- **AIM**: Look for the string "Hering" and copy every line that has it.

- **ENTRIES**:
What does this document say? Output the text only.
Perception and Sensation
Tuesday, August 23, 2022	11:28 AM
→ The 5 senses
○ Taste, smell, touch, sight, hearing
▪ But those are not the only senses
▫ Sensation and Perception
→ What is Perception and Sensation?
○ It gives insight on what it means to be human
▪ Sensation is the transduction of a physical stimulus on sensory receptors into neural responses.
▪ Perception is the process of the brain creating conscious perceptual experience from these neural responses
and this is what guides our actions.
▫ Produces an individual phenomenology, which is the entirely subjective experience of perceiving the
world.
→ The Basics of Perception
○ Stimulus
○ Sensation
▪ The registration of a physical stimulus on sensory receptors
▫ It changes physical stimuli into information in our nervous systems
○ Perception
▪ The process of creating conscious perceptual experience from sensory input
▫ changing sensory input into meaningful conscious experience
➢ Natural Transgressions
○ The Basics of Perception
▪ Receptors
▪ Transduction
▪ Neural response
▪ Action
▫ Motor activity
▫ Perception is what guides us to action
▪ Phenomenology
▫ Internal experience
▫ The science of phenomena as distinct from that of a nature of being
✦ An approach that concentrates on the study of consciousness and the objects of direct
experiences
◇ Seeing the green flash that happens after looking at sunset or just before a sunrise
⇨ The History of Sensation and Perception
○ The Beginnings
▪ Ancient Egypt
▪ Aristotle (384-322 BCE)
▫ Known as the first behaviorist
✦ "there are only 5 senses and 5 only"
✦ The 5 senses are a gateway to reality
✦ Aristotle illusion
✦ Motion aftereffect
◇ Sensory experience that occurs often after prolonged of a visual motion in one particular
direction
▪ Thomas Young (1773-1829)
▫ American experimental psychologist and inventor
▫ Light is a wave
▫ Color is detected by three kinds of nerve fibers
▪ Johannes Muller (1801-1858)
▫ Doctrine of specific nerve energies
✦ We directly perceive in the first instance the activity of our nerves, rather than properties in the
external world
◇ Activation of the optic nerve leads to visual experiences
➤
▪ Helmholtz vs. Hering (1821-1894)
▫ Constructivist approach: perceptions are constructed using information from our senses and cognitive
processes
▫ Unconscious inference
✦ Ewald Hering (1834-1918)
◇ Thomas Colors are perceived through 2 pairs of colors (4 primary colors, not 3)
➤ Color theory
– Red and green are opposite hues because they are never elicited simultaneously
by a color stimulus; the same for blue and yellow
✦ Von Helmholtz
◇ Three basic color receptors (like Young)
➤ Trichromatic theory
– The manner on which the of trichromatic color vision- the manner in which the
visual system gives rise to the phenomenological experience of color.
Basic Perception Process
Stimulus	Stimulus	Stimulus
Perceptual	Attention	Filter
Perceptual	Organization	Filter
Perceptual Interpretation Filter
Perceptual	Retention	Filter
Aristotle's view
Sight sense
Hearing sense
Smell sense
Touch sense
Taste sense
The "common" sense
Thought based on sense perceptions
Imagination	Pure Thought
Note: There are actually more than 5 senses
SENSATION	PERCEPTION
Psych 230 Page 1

---

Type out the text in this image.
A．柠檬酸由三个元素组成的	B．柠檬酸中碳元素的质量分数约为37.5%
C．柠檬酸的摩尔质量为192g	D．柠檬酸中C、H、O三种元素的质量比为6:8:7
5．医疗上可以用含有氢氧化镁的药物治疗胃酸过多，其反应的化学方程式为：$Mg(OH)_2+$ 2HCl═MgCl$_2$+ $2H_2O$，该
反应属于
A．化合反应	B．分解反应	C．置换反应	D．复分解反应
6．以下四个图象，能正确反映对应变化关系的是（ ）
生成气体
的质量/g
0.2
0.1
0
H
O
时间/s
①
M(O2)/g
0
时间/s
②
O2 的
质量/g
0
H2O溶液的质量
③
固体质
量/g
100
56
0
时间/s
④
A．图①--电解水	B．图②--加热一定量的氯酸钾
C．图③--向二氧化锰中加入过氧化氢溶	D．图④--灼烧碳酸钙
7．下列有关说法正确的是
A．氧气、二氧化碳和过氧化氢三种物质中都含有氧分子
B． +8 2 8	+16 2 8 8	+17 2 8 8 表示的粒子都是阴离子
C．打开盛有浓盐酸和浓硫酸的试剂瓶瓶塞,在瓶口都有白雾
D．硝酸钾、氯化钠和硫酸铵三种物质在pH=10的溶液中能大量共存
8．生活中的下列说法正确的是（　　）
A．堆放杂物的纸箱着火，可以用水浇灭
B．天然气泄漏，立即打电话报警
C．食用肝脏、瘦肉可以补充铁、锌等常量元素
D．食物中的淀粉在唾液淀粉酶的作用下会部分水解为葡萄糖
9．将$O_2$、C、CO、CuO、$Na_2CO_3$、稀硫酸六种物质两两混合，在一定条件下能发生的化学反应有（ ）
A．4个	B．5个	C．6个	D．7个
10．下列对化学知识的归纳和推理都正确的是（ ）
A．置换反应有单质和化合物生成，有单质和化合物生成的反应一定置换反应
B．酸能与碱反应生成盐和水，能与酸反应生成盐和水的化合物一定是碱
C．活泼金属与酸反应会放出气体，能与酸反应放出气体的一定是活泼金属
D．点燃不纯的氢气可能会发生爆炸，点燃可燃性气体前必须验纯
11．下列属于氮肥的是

- **WRITTEN ANSWER**:
▪ Helmholtz vs. Hering (1821-1894)
✦ Ewald Hering (1834-1918)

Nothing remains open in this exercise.